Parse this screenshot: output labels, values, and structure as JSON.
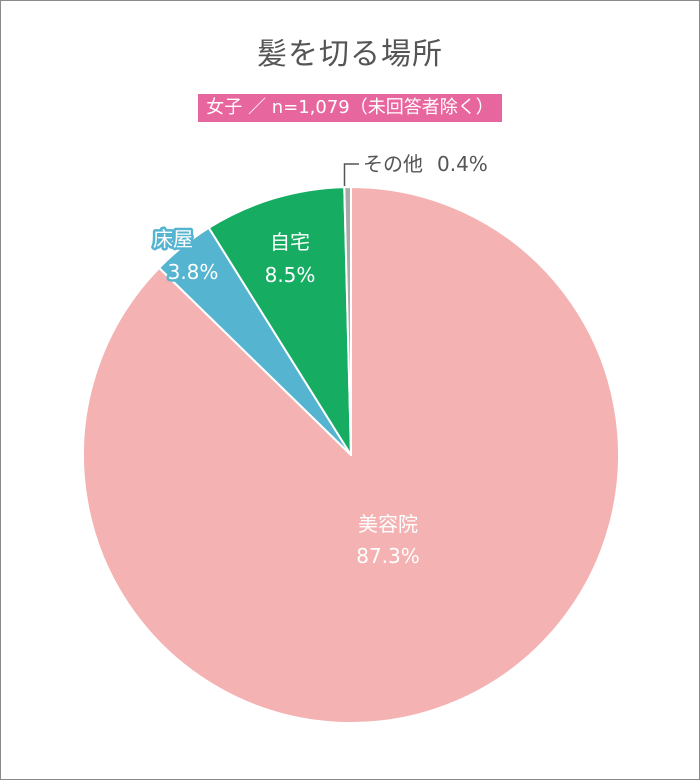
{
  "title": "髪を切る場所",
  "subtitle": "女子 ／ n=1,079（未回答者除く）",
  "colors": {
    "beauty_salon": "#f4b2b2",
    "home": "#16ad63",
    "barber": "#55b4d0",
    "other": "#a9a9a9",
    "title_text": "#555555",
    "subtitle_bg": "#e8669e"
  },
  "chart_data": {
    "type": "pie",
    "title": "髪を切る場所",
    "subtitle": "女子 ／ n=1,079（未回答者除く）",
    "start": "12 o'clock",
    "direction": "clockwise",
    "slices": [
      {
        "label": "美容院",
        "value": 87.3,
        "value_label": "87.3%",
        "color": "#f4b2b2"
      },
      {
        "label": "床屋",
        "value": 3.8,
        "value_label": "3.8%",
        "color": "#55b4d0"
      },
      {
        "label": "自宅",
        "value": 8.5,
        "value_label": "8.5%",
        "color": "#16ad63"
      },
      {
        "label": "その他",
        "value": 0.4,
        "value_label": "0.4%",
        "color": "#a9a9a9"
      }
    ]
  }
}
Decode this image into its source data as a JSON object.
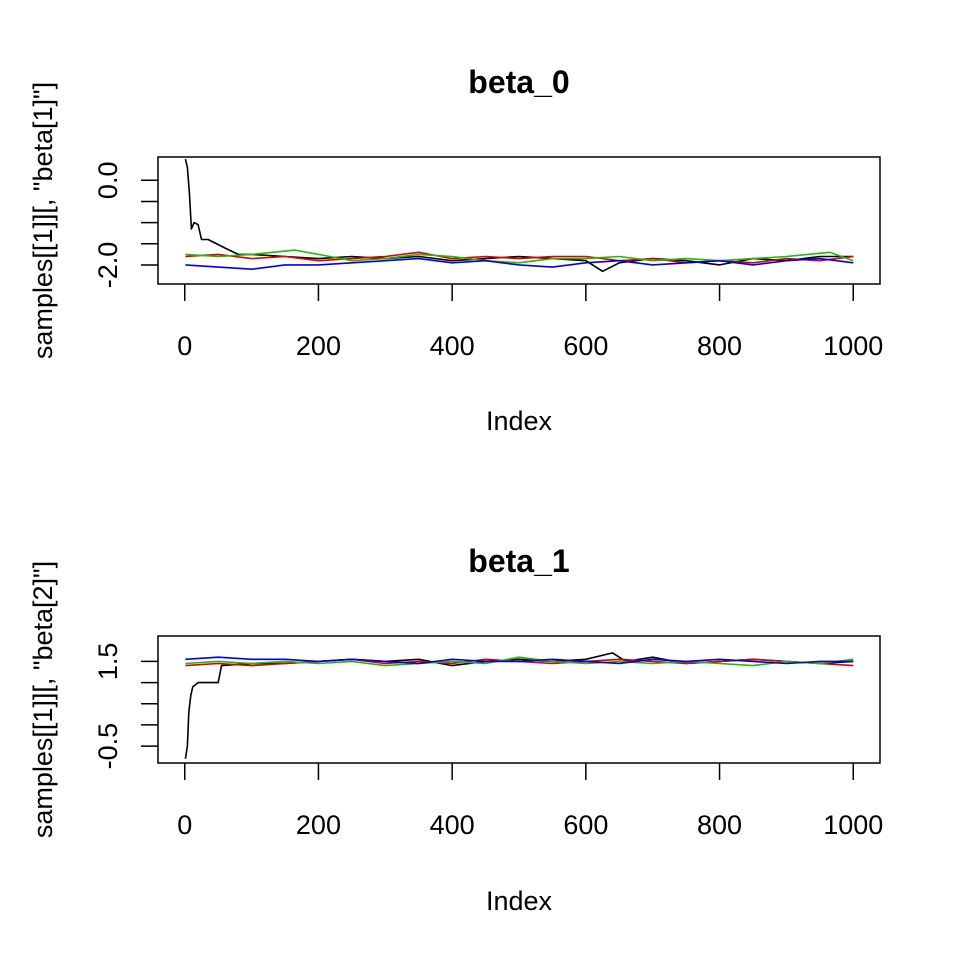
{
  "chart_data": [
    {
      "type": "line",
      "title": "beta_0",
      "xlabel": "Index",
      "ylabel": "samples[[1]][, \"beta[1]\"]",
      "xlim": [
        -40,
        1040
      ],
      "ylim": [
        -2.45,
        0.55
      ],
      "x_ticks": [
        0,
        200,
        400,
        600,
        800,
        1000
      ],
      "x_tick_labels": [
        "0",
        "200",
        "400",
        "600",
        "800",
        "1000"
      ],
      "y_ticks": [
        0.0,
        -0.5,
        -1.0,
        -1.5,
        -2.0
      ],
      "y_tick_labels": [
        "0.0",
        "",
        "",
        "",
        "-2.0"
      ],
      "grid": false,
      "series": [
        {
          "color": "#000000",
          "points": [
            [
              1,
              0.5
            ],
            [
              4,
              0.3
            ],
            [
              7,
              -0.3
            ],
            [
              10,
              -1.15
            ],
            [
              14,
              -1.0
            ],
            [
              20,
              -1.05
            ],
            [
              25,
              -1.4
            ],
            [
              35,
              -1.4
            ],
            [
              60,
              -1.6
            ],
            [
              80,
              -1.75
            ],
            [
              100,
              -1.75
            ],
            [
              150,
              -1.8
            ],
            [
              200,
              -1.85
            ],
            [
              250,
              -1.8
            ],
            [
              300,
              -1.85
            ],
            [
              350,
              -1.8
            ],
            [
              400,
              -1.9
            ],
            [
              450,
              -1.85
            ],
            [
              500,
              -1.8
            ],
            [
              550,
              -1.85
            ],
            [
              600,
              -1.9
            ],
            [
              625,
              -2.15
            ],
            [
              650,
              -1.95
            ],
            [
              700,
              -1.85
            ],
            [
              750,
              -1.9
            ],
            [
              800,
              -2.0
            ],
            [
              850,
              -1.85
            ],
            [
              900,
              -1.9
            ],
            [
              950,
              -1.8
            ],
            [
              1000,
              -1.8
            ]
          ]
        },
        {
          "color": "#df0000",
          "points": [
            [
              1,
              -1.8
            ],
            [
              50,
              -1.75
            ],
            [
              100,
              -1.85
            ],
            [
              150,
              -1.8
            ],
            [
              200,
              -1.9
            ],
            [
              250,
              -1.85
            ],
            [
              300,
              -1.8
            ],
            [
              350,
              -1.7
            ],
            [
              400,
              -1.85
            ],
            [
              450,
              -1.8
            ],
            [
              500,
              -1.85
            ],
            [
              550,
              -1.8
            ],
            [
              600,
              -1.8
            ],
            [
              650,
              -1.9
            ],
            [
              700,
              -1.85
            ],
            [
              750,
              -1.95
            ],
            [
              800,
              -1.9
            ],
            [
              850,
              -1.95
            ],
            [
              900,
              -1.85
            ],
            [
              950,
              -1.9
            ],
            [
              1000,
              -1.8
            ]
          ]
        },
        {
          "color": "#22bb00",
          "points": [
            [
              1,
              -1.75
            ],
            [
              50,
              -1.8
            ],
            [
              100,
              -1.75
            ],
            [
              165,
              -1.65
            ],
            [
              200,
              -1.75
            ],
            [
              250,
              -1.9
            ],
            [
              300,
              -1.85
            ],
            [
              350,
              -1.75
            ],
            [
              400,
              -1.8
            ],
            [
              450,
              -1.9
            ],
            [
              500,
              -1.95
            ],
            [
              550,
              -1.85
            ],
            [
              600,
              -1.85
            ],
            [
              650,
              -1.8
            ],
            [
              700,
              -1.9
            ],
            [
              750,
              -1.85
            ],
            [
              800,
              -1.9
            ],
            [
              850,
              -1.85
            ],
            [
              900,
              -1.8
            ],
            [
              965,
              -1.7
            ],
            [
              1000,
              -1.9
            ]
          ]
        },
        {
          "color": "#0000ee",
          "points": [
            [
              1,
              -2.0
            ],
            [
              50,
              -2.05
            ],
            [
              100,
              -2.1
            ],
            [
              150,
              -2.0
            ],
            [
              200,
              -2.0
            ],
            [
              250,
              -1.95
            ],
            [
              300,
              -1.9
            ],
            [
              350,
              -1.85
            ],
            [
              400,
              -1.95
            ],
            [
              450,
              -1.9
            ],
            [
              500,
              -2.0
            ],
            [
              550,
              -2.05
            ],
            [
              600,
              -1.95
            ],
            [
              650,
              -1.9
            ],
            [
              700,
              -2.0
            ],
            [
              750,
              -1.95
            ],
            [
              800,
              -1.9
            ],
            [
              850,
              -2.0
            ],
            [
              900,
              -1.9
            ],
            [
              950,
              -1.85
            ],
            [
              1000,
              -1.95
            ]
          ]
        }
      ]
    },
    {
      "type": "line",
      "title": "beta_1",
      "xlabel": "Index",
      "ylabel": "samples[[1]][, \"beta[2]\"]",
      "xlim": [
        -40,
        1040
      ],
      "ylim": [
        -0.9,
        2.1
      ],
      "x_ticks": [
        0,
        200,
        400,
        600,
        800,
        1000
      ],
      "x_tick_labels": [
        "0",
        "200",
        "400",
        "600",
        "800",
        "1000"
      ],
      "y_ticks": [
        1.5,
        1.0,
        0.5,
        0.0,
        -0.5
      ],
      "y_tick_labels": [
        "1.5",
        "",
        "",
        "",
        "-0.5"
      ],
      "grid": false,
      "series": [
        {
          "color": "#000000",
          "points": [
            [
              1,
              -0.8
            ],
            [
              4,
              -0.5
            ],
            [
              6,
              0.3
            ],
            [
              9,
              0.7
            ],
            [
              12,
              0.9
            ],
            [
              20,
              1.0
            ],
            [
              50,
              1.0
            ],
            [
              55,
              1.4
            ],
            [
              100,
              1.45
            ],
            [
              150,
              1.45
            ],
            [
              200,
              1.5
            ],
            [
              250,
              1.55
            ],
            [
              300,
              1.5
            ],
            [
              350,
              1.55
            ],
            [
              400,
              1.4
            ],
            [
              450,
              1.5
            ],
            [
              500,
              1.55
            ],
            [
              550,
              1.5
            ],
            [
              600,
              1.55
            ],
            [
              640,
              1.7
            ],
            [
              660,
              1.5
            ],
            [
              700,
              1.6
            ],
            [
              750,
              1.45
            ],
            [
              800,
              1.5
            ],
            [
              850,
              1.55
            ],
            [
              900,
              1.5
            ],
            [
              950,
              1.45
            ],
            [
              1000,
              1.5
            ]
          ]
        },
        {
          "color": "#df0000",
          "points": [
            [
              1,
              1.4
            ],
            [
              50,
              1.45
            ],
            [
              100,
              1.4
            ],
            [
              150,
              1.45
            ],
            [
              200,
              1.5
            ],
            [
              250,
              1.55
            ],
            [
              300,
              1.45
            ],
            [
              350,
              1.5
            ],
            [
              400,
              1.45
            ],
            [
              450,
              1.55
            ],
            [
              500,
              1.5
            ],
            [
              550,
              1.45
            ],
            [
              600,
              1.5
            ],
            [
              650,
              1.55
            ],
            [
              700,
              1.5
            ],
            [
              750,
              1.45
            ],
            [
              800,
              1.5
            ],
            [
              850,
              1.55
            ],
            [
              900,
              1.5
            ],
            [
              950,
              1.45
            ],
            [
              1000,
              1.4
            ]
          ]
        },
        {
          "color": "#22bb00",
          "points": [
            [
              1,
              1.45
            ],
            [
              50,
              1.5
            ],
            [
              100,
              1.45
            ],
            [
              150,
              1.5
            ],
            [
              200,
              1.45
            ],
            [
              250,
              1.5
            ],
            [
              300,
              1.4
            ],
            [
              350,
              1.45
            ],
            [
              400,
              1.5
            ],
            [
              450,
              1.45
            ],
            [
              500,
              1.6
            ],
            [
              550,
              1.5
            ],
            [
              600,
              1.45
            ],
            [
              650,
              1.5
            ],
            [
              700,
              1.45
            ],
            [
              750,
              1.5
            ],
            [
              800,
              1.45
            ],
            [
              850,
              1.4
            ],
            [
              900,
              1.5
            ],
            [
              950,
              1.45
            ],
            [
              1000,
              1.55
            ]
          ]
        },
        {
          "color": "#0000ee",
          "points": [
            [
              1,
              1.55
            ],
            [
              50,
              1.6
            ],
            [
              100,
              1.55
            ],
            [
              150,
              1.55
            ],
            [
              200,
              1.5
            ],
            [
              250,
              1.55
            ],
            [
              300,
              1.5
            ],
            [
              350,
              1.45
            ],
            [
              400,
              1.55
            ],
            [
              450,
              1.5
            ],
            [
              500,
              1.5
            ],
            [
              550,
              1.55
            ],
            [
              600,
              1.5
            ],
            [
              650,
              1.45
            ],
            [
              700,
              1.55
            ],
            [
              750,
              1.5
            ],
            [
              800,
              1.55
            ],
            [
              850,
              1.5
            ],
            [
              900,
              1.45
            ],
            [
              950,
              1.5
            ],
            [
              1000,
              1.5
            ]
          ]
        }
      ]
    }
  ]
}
______
Stated goal
Collect the lines that hold "samples".

Result for this exercise
      "ylabel": "samples[[1]][, \"beta[1]\"]",
      "ylabel": "samples[[1]][, \"beta[2]\"]",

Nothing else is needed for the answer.